_Task brief_: Go through the lines below and copy each one that holds the string "Days".
####
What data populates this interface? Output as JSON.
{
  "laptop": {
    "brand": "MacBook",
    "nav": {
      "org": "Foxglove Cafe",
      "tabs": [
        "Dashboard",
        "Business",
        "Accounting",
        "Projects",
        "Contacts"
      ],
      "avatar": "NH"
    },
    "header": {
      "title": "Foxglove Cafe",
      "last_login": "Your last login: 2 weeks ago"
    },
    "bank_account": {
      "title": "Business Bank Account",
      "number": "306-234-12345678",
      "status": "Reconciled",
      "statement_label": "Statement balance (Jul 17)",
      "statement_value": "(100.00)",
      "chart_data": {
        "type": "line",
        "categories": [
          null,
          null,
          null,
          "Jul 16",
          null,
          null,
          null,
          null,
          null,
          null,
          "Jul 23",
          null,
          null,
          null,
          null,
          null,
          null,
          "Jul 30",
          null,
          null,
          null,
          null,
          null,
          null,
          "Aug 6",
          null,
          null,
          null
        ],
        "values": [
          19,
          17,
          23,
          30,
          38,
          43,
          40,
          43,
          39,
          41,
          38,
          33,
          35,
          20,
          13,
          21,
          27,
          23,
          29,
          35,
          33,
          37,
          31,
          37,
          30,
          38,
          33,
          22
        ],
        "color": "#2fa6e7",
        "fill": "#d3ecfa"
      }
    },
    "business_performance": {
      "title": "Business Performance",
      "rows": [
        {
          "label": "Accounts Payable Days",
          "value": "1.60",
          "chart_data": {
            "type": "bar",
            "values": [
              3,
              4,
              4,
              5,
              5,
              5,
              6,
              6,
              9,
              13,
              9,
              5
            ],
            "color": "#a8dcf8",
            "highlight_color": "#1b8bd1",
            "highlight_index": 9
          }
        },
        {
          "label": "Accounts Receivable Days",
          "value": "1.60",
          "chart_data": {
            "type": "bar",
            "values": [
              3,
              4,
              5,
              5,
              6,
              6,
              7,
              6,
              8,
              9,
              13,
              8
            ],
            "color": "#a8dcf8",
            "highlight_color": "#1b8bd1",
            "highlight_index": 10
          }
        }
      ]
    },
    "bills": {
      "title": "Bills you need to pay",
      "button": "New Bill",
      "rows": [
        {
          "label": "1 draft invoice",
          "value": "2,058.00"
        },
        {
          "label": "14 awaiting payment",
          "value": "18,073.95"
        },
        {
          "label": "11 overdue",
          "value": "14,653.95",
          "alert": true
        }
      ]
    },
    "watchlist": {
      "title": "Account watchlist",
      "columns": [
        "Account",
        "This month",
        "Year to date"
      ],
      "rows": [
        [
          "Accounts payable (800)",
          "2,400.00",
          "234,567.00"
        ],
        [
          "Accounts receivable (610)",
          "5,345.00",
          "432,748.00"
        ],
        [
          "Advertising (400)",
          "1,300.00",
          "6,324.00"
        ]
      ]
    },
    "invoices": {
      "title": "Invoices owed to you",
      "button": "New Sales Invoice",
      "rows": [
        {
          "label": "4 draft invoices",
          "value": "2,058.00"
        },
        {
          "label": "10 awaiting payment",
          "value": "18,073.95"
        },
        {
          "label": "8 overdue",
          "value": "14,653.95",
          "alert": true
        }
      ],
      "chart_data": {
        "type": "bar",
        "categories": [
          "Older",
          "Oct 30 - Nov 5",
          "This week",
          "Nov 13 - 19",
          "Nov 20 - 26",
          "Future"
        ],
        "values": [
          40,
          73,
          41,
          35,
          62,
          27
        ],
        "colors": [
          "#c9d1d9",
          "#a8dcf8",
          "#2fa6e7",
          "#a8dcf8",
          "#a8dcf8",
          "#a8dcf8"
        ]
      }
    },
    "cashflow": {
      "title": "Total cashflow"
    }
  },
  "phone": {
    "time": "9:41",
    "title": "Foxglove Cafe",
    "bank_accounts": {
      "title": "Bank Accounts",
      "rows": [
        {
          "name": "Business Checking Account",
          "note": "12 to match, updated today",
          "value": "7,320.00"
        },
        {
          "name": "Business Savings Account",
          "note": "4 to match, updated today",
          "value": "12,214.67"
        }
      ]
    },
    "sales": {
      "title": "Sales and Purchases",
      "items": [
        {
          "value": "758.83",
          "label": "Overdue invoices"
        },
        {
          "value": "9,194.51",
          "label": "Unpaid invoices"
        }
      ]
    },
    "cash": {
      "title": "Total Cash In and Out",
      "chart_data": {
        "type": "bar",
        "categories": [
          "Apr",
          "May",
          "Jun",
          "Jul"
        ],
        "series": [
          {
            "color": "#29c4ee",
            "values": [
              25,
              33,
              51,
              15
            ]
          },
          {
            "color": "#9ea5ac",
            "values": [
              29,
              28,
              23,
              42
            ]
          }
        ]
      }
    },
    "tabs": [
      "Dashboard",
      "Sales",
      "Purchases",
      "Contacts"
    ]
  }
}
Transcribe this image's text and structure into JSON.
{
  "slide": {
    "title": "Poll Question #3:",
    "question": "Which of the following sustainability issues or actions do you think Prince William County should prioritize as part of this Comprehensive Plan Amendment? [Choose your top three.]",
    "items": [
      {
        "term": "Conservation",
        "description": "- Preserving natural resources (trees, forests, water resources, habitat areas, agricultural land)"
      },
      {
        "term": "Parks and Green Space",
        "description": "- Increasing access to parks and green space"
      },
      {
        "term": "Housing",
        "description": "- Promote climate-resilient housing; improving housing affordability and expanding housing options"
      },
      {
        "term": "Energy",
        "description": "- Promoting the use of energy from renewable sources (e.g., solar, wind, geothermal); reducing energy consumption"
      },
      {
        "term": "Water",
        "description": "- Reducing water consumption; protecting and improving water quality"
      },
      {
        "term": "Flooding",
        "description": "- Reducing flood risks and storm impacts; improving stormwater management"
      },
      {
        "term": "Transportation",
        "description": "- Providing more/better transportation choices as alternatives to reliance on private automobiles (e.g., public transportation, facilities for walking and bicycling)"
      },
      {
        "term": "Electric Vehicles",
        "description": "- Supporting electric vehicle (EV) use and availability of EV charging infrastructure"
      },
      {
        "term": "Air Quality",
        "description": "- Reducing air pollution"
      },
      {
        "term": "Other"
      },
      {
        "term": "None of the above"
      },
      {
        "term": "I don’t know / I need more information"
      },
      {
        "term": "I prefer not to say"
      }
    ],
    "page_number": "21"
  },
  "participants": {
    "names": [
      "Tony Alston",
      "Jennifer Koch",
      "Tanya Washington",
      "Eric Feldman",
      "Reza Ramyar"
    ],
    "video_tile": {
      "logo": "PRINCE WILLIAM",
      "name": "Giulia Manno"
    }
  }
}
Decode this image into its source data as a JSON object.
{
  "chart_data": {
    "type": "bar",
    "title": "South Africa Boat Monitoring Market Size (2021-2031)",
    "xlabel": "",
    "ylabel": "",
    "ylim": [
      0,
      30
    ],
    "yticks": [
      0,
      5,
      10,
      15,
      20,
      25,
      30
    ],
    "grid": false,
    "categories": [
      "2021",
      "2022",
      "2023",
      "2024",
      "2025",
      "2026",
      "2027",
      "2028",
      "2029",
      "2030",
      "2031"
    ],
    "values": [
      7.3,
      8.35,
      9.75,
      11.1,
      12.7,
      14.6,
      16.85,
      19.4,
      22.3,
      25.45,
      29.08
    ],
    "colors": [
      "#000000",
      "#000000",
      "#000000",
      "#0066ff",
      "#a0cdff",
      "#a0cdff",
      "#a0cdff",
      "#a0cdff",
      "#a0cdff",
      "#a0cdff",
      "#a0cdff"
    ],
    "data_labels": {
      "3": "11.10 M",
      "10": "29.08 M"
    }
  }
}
####
_Written solution_:
          "label": "Accounts Payable Days",
          "label": "Accounts Receivable Days",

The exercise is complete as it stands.